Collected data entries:
┏━━

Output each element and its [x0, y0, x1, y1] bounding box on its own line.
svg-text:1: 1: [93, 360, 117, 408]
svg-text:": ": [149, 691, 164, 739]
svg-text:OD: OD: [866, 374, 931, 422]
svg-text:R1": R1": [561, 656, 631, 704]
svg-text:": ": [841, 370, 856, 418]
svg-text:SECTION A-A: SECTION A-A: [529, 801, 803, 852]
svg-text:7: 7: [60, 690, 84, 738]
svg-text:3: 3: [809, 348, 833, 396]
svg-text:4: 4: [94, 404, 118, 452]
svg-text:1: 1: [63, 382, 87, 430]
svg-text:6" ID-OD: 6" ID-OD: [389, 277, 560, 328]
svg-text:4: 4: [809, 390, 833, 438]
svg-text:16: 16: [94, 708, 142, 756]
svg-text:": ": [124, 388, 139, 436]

┗━━

## WORK TO BE COMPLETED:
Rewrite every line of the material above as a Markdown table with the columns Row and Entry, numbering each line in order and omitting blank lines.

## TASK RESPONSE:
| Row | Entry |
|---|---|
| 1 | Output each element and its [x0, y0, x1, y1] bounding box on its own line. |
| 2 | svg-text:1: 1: [93, 360, 117, 408] |
| 3 | svg-text:": ": [149, 691, 164, 739] |
| 4 | svg-text:OD: OD: [866, 374, 931, 422] |
| 5 | svg-text:R1": R1": [561, 656, 631, 704] |
| 6 | svg-text:": ": [841, 370, 856, 418] |
| 7 | svg-text:SECTION A-A: SECTION A-A: [529, 801, 803, 852] |
| 8 | svg-text:7: 7: [60, 690, 84, 738] |
| 9 | svg-text:3: 3: [809, 348, 833, 396] |
| 10 | svg-text:4: 4: [94, 404, 118, 452] |
| 11 | svg-text:1: 1: [63, 382, 87, 430] |
| 12 | svg-text:6" ID-OD: 6" ID-OD: [389, 277, 560, 328] |
| 13 | svg-text:4: 4: [809, 390, 833, 438] |
| 14 | svg-text:16: 16: [94, 708, 142, 756] |
| 15 | svg-text:": ": [124, 388, 139, 436] |